┌────────

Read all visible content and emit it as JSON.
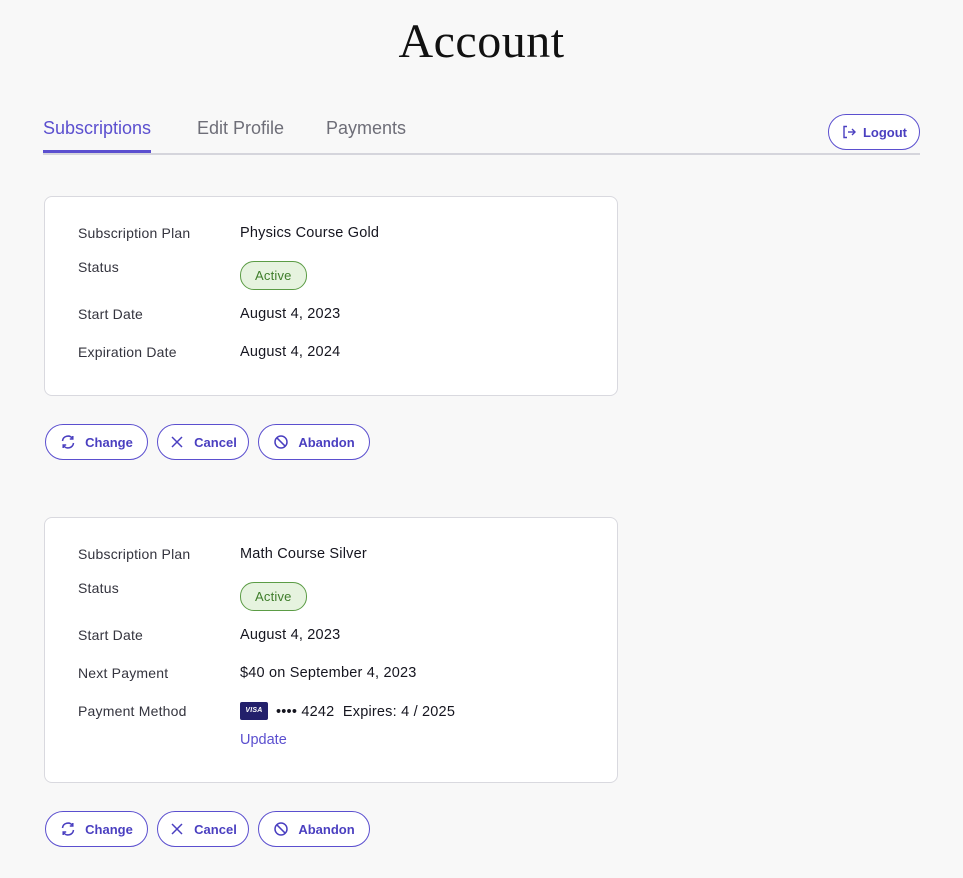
{
  "page": {
    "title": "Account"
  },
  "tabs": [
    {
      "label": "Subscriptions",
      "active": true
    },
    {
      "label": "Edit Profile",
      "active": false
    },
    {
      "label": "Payments",
      "active": false
    }
  ],
  "logout": {
    "label": "Logout",
    "icon": "logout-icon"
  },
  "labels": {
    "plan": "Subscription Plan",
    "status": "Status",
    "start": "Start Date",
    "expiration": "Expiration Date",
    "next_payment": "Next Payment",
    "payment_method": "Payment Method"
  },
  "subscriptions": [
    {
      "plan": "Physics Course Gold",
      "status": "Active",
      "start_date": "August 4, 2023",
      "expiration_date": "August 4, 2024"
    },
    {
      "plan": "Math Course Silver",
      "status": "Active",
      "start_date": "August 4, 2023",
      "next_payment": "$40 on September 4, 2023",
      "payment_method": {
        "brand": "VISA",
        "masked": "•••• 4242",
        "expires": "Expires: 4 / 2025",
        "update_label": "Update"
      }
    }
  ],
  "actions": {
    "change_label": "Change",
    "cancel_label": "Cancel",
    "abandon_label": "Abandon"
  },
  "colors": {
    "accent": "#5b4fcf",
    "badge_bg": "#e6f3df",
    "badge_border": "#5b9c45",
    "visa": "#23206b"
  }
}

└────────

__WORK TO COMPLETE__
In the copy, include all records verbatim but no images.

__EXERCISE ANSWER__
Read all visible content and emit it as JSON.
{
  "page": {
    "title": "Account"
  },
  "tabs": [
    {
      "label": "Subscriptions",
      "active": true
    },
    {
      "label": "Edit Profile",
      "active": false
    },
    {
      "label": "Payments",
      "active": false
    }
  ],
  "logout": {
    "label": "Logout",
    "icon": "logout-icon"
  },
  "labels": {
    "plan": "Subscription Plan",
    "status": "Status",
    "start": "Start Date",
    "expiration": "Expiration Date",
    "next_payment": "Next Payment",
    "payment_method": "Payment Method"
  },
  "subscriptions": [
    {
      "plan": "Physics Course Gold",
      "status": "Active",
      "start_date": "August 4, 2023",
      "expiration_date": "August 4, 2024"
    },
    {
      "plan": "Math Course Silver",
      "status": "Active",
      "start_date": "August 4, 2023",
      "next_payment": "$40 on September 4, 2023",
      "payment_method": {
        "brand": "VISA",
        "masked": "•••• 4242",
        "expires": "Expires: 4 / 2025",
        "update_label": "Update"
      }
    }
  ],
  "actions": {
    "change_label": "Change",
    "cancel_label": "Cancel",
    "abandon_label": "Abandon"
  },
  "colors": {
    "accent": "#5b4fcf",
    "badge_bg": "#e6f3df",
    "badge_border": "#5b9c45",
    "visa": "#23206b"
  }
}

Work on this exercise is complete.